__Provided entries__:
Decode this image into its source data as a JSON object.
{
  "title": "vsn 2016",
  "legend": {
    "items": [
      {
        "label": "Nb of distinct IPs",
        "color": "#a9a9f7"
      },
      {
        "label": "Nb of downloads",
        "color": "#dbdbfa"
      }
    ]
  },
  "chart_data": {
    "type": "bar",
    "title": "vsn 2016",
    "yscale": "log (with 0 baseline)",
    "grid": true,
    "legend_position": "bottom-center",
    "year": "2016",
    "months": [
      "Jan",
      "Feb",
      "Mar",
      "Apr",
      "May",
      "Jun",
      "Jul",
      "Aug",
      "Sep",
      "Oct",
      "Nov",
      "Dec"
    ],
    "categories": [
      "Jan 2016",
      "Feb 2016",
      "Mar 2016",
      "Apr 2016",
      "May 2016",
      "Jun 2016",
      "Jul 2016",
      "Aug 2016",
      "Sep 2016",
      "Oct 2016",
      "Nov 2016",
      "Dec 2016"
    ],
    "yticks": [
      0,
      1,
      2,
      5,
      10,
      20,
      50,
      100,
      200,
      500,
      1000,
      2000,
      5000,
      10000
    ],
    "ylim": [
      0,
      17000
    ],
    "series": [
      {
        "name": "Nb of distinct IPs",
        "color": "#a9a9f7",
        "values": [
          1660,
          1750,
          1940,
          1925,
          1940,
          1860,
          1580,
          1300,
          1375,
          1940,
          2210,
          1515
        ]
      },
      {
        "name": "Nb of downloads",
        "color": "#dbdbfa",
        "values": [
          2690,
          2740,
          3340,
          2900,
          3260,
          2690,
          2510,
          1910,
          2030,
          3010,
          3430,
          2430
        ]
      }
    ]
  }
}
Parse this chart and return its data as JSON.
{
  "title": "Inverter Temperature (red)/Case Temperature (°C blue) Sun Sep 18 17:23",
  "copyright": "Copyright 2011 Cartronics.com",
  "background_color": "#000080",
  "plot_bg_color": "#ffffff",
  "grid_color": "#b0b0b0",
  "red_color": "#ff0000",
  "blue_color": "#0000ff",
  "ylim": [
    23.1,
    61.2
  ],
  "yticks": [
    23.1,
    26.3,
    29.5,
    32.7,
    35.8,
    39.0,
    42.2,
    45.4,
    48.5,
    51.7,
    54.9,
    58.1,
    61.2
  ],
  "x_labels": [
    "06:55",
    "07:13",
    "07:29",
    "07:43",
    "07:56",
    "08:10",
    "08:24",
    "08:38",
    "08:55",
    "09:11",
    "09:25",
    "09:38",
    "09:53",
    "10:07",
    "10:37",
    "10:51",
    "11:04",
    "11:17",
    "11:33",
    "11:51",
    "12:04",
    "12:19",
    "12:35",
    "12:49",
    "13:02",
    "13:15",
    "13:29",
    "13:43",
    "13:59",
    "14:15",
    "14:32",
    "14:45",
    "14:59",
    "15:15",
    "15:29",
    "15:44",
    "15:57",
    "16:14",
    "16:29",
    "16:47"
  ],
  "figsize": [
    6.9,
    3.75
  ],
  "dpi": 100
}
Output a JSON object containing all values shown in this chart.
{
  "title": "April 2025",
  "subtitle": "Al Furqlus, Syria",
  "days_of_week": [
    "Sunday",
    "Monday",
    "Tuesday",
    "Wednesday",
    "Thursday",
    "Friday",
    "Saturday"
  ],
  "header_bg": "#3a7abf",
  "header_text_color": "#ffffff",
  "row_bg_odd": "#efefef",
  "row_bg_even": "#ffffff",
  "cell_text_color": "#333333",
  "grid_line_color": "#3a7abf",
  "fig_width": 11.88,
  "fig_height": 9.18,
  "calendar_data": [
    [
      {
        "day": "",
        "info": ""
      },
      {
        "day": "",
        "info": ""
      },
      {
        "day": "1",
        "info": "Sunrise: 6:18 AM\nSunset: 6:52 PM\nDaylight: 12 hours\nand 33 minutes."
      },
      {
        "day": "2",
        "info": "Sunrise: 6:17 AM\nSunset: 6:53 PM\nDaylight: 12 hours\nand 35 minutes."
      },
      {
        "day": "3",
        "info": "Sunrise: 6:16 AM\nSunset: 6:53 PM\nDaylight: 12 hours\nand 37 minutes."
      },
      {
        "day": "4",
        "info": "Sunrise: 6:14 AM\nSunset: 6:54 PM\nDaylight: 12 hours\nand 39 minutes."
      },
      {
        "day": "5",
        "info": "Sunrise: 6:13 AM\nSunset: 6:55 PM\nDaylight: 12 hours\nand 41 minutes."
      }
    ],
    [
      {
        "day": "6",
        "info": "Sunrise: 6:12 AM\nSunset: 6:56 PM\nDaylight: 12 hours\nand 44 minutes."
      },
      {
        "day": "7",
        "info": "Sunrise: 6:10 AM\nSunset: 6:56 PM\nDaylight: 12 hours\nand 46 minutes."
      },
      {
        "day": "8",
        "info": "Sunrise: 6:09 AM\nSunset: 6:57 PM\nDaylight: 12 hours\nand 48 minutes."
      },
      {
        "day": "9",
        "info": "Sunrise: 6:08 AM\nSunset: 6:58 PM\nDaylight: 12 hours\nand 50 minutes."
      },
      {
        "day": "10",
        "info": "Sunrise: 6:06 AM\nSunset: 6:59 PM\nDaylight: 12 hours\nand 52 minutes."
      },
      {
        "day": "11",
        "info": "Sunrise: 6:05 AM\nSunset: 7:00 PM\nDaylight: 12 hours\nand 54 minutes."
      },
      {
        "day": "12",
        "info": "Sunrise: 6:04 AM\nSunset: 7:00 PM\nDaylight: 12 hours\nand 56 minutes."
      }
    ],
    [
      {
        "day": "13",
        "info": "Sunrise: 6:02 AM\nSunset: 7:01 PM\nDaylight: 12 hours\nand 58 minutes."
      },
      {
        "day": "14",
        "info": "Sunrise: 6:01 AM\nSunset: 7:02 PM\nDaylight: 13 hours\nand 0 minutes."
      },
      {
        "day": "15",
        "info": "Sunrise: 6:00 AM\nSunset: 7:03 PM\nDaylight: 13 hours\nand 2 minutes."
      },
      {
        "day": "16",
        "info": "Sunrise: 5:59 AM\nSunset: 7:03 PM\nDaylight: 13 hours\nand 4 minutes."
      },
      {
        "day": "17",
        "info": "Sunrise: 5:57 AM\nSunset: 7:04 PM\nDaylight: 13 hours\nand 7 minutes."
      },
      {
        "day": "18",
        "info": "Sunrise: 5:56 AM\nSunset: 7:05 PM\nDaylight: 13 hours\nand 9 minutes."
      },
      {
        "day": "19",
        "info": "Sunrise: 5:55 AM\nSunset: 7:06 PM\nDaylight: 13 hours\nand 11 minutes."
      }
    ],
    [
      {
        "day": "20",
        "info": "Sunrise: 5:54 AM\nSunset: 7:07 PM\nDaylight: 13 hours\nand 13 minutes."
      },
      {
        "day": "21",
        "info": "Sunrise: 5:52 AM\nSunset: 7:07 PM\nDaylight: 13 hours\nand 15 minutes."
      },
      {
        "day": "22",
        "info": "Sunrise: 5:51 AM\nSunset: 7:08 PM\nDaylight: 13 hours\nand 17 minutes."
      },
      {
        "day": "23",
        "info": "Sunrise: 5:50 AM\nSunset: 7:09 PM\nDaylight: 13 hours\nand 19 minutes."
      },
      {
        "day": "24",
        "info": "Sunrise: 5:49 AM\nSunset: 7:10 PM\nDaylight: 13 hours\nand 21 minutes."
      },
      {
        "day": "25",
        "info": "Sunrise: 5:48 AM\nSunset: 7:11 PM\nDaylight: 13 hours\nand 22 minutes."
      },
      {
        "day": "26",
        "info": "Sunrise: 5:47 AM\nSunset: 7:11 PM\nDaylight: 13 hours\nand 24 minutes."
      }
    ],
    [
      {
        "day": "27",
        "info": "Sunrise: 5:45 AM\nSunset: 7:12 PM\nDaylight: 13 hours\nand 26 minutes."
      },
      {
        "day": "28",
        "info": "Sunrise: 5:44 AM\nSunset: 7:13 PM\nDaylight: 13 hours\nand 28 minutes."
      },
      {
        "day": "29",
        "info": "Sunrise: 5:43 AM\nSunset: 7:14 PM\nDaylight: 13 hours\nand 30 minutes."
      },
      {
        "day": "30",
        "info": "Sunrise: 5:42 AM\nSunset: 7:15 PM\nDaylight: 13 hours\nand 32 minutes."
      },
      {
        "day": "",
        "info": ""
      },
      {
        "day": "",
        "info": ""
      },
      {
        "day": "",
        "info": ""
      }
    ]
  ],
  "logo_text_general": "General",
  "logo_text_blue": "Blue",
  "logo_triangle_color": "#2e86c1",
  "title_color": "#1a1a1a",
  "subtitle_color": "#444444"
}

__What is being asked__: Say only how many lines in the records carry the word "distinct".

__Complete response__: 2